Write out all of the entries exactly as given.

——

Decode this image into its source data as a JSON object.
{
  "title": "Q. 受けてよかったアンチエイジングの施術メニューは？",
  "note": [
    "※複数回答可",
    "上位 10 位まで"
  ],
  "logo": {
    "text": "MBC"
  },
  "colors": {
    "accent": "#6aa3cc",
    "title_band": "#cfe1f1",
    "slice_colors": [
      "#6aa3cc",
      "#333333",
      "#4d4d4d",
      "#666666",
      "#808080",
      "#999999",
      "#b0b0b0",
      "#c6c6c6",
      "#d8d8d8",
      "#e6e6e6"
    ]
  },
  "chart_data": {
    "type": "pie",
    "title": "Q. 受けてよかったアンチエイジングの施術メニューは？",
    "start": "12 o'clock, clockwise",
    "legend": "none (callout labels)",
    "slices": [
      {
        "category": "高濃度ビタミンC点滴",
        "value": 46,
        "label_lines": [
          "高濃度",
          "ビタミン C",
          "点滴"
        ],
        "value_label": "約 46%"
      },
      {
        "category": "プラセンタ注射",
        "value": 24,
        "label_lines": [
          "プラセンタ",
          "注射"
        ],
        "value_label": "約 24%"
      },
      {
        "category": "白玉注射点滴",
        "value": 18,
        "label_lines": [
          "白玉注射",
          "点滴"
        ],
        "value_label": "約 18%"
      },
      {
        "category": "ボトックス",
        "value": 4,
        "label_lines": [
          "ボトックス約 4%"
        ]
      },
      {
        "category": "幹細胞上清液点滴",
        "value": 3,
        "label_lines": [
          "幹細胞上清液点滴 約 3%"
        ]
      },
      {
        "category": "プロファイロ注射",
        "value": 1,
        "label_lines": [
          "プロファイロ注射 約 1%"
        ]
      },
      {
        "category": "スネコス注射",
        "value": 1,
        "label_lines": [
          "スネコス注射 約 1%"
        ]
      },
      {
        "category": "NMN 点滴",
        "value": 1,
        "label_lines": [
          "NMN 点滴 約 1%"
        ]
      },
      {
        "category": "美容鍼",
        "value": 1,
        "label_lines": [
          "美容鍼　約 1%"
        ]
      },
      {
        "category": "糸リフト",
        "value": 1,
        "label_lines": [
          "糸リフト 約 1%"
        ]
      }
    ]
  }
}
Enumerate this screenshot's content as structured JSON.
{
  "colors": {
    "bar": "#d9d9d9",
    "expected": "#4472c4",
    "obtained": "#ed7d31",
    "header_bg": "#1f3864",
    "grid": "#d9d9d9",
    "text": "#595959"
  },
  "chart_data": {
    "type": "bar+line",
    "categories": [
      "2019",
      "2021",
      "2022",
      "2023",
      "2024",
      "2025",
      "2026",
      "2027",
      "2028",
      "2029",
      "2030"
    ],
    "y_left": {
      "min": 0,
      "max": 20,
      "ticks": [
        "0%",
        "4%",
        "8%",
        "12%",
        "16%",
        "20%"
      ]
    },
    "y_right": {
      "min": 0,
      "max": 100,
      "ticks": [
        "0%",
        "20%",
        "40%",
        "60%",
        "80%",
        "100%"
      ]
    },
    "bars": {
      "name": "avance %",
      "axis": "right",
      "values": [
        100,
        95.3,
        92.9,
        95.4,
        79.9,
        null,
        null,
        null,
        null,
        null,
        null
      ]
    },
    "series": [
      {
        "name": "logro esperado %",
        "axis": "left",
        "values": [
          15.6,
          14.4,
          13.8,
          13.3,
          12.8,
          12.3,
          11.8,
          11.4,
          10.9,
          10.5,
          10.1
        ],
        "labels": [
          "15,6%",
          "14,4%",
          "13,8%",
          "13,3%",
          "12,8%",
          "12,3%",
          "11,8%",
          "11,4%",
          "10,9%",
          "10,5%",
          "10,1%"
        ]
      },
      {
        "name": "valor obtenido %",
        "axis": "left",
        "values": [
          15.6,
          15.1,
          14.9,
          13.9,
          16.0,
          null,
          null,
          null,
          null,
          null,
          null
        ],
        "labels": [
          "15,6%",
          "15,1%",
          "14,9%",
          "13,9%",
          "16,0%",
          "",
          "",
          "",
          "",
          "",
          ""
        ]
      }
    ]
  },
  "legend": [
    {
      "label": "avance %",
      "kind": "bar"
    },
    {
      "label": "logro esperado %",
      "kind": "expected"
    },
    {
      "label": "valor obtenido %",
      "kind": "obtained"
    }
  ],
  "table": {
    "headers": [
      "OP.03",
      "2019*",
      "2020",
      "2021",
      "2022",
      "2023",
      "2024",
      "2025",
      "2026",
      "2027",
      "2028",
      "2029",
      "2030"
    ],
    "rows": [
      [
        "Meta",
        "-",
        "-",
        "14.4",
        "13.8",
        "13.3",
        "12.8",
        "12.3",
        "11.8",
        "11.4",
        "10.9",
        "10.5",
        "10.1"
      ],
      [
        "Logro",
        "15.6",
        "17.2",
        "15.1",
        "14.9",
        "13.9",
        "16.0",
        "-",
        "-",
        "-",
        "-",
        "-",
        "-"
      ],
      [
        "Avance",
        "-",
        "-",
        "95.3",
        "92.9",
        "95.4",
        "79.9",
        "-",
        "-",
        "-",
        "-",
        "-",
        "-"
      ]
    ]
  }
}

——

▸ ANSWER
Decode this image into its source data as a JSON object.
{
  "title": "Q. 受けてよかったアンチエイジングの施術メニューは？",
  "note": [
    "※複数回答可",
    "上位 10 位まで"
  ],
  "logo": {
    "text": "MBC"
  },
  "colors": {
    "accent": "#6aa3cc",
    "title_band": "#cfe1f1",
    "slice_colors": [
      "#6aa3cc",
      "#333333",
      "#4d4d4d",
      "#666666",
      "#808080",
      "#999999",
      "#b0b0b0",
      "#c6c6c6",
      "#d8d8d8",
      "#e6e6e6"
    ]
  },
  "chart_data": {
    "type": "pie",
    "title": "Q. 受けてよかったアンチエイジングの施術メニューは？",
    "start": "12 o'clock, clockwise",
    "legend": "none (callout labels)",
    "slices": [
      {
        "category": "高濃度ビタミンC点滴",
        "value": 46,
        "label_lines": [
          "高濃度",
          "ビタミン C",
          "点滴"
        ],
        "value_label": "約 46%"
      },
      {
        "category": "プラセンタ注射",
        "value": 24,
        "label_lines": [
          "プラセンタ",
          "注射"
        ],
        "value_label": "約 24%"
      },
      {
        "category": "白玉注射点滴",
        "value": 18,
        "label_lines": [
          "白玉注射",
          "点滴"
        ],
        "value_label": "約 18%"
      },
      {
        "category": "ボトックス",
        "value": 4,
        "label_lines": [
          "ボトックス約 4%"
        ]
      },
      {
        "category": "幹細胞上清液点滴",
        "value": 3,
        "label_lines": [
          "幹細胞上清液点滴 約 3%"
        ]
      },
      {
        "category": "プロファイロ注射",
        "value": 1,
        "label_lines": [
          "プロファイロ注射 約 1%"
        ]
      },
      {
        "category": "スネコス注射",
        "value": 1,
        "label_lines": [
          "スネコス注射 約 1%"
        ]
      },
      {
        "category": "NMN 点滴",
        "value": 1,
        "label_lines": [
          "NMN 点滴 約 1%"
        ]
      },
      {
        "category": "美容鍼",
        "value": 1,
        "label_lines": [
          "美容鍼　約 1%"
        ]
      },
      {
        "category": "糸リフト",
        "value": 1,
        "label_lines": [
          "糸リフト 約 1%"
        ]
      }
    ]
  }
}
Enumerate this screenshot's content as structured JSON.
{
  "colors": {
    "bar": "#d9d9d9",
    "expected": "#4472c4",
    "obtained": "#ed7d31",
    "header_bg": "#1f3864",
    "grid": "#d9d9d9",
    "text": "#595959"
  },
  "chart_data": {
    "type": "bar+line",
    "categories": [
      "2019",
      "2021",
      "2022",
      "2023",
      "2024",
      "2025",
      "2026",
      "2027",
      "2028",
      "2029",
      "2030"
    ],
    "y_left": {
      "min": 0,
      "max": 20,
      "ticks": [
        "0%",
        "4%",
        "8%",
        "12%",
        "16%",
        "20%"
      ]
    },
    "y_right": {
      "min": 0,
      "max": 100,
      "ticks": [
        "0%",
        "20%",
        "40%",
        "60%",
        "80%",
        "100%"
      ]
    },
    "bars": {
      "name": "avance %",
      "axis": "right",
      "values": [
        100,
        95.3,
        92.9,
        95.4,
        79.9,
        null,
        null,
        null,
        null,
        null,
        null
      ]
    },
    "series": [
      {
        "name": "logro esperado %",
        "axis": "left",
        "values": [
          15.6,
          14.4,
          13.8,
          13.3,
          12.8,
          12.3,
          11.8,
          11.4,
          10.9,
          10.5,
          10.1
        ],
        "labels": [
          "15,6%",
          "14,4%",
          "13,8%",
          "13,3%",
          "12,8%",
          "12,3%",
          "11,8%",
          "11,4%",
          "10,9%",
          "10,5%",
          "10,1%"
        ]
      },
      {
        "name": "valor obtenido %",
        "axis": "left",
        "values": [
          15.6,
          15.1,
          14.9,
          13.9,
          16.0,
          null,
          null,
          null,
          null,
          null,
          null
        ],
        "labels": [
          "15,6%",
          "15,1%",
          "14,9%",
          "13,9%",
          "16,0%",
          "",
          "",
          "",
          "",
          "",
          ""
        ]
      }
    ]
  },
  "legend": [
    {
      "label": "avance %",
      "kind": "bar"
    },
    {
      "label": "logro esperado %",
      "kind": "expected"
    },
    {
      "label": "valor obtenido %",
      "kind": "obtained"
    }
  ],
  "table": {
    "headers": [
      "OP.03",
      "2019*",
      "2020",
      "2021",
      "2022",
      "2023",
      "2024",
      "2025",
      "2026",
      "2027",
      "2028",
      "2029",
      "2030"
    ],
    "rows": [
      [
        "Meta",
        "-",
        "-",
        "14.4",
        "13.8",
        "13.3",
        "12.8",
        "12.3",
        "11.8",
        "11.4",
        "10.9",
        "10.5",
        "10.1"
      ],
      [
        "Logro",
        "15.6",
        "17.2",
        "15.1",
        "14.9",
        "13.9",
        "16.0",
        "-",
        "-",
        "-",
        "-",
        "-",
        "-"
      ],
      [
        "Avance",
        "-",
        "-",
        "95.3",
        "92.9",
        "95.4",
        "79.9",
        "-",
        "-",
        "-",
        "-",
        "-",
        "-"
      ]
    ]
  }
}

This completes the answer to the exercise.